»»

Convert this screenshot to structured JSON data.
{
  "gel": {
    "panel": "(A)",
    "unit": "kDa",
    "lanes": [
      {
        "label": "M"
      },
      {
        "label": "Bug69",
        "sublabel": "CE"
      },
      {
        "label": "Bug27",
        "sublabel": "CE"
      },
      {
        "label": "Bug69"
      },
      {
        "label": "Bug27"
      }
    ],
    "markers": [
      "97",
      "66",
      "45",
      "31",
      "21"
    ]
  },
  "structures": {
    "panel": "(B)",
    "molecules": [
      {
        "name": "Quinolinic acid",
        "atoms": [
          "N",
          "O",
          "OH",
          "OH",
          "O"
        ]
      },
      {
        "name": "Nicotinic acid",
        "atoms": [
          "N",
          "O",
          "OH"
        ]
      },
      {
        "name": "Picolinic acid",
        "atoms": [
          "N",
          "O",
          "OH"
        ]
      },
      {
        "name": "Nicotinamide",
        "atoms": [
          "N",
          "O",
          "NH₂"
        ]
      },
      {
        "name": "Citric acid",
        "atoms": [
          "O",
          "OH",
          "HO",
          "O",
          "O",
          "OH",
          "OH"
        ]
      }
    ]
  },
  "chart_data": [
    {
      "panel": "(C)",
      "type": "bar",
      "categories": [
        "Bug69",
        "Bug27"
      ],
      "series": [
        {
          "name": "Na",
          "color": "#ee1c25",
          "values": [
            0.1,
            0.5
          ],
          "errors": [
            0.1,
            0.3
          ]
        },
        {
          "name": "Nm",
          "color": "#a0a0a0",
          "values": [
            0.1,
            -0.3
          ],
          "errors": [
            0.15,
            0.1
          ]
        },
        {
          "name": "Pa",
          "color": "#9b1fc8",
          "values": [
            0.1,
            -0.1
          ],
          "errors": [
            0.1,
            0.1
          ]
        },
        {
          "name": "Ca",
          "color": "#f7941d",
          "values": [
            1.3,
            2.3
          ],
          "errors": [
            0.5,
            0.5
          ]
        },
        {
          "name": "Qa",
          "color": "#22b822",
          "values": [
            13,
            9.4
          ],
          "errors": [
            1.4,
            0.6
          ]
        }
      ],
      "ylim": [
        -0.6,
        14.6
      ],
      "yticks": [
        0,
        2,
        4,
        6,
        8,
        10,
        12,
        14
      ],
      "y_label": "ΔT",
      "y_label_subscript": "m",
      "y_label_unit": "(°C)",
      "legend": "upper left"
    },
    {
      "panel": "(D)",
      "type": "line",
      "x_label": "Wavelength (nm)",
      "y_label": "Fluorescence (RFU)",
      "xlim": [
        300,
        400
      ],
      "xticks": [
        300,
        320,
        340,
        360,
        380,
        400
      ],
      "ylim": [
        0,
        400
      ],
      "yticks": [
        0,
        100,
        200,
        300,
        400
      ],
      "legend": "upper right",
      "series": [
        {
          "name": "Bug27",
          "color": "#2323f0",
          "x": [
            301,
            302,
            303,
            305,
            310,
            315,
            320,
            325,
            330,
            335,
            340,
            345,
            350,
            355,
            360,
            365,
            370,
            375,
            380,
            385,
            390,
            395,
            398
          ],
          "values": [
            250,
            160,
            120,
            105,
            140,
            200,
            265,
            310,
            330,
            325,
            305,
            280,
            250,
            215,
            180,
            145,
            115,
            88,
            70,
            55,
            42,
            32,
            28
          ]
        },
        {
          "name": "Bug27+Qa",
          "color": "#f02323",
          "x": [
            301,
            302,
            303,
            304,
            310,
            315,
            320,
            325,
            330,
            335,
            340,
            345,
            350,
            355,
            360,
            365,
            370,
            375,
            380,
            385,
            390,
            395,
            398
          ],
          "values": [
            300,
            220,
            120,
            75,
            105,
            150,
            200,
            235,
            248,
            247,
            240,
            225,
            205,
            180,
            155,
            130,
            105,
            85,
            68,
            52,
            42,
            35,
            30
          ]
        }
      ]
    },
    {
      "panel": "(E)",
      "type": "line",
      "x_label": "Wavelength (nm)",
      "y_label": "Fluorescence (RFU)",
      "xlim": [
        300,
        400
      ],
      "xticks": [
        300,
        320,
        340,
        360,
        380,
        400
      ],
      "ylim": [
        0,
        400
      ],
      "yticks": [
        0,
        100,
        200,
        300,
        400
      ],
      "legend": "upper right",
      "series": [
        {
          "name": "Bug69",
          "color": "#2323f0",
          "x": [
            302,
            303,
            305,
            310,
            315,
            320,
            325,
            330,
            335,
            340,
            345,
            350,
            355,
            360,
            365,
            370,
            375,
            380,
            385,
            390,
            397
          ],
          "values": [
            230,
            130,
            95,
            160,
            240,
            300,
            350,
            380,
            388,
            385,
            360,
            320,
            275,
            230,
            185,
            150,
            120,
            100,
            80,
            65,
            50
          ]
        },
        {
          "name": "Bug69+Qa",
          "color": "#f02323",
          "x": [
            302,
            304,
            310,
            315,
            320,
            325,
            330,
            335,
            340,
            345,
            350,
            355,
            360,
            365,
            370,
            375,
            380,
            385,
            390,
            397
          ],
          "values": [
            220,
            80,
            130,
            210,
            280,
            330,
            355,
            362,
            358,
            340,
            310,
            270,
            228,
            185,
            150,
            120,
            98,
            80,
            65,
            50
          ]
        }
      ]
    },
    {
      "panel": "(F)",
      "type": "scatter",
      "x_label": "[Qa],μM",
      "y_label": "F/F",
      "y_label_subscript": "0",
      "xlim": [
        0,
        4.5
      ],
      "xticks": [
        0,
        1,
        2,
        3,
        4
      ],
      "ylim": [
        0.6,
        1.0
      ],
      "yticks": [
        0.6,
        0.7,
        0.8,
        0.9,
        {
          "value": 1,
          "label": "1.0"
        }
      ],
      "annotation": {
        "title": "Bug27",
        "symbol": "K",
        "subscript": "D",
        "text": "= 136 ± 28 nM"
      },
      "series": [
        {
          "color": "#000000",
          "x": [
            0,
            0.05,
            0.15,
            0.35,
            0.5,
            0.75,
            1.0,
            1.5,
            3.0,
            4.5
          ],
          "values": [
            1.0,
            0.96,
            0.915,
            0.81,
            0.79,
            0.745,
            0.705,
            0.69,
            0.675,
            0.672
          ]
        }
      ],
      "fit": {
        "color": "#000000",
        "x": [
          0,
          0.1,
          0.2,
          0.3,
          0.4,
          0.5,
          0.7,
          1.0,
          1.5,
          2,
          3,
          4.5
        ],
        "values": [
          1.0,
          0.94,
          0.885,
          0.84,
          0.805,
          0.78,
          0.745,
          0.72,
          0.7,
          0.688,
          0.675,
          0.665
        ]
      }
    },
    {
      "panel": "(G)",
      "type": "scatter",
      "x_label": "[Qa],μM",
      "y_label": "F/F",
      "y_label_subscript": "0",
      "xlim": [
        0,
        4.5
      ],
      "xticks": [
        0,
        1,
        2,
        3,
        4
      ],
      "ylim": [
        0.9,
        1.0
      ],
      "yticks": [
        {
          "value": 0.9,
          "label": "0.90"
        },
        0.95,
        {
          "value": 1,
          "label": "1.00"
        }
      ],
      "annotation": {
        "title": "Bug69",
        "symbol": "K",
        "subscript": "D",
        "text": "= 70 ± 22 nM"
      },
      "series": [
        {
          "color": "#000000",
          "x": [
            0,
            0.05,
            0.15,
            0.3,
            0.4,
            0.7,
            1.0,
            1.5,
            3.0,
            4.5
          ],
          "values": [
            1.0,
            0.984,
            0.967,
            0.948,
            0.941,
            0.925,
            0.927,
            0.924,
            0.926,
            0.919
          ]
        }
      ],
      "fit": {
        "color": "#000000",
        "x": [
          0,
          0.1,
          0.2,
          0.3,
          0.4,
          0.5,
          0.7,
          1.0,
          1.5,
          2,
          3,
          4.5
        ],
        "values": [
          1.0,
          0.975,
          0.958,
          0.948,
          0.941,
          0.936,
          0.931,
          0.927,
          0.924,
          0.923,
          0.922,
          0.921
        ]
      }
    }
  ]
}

««

Given instruction: Among the records above, find each line holding the string "panel" and pull it out.

Solution to this exercise:
    "panel": "(A)",
    "panel": "(B)",
      "panel": "(C)",
      "panel": "(D)",
      "panel": "(E)",
      "panel": "(F)",
      "panel": "(G)",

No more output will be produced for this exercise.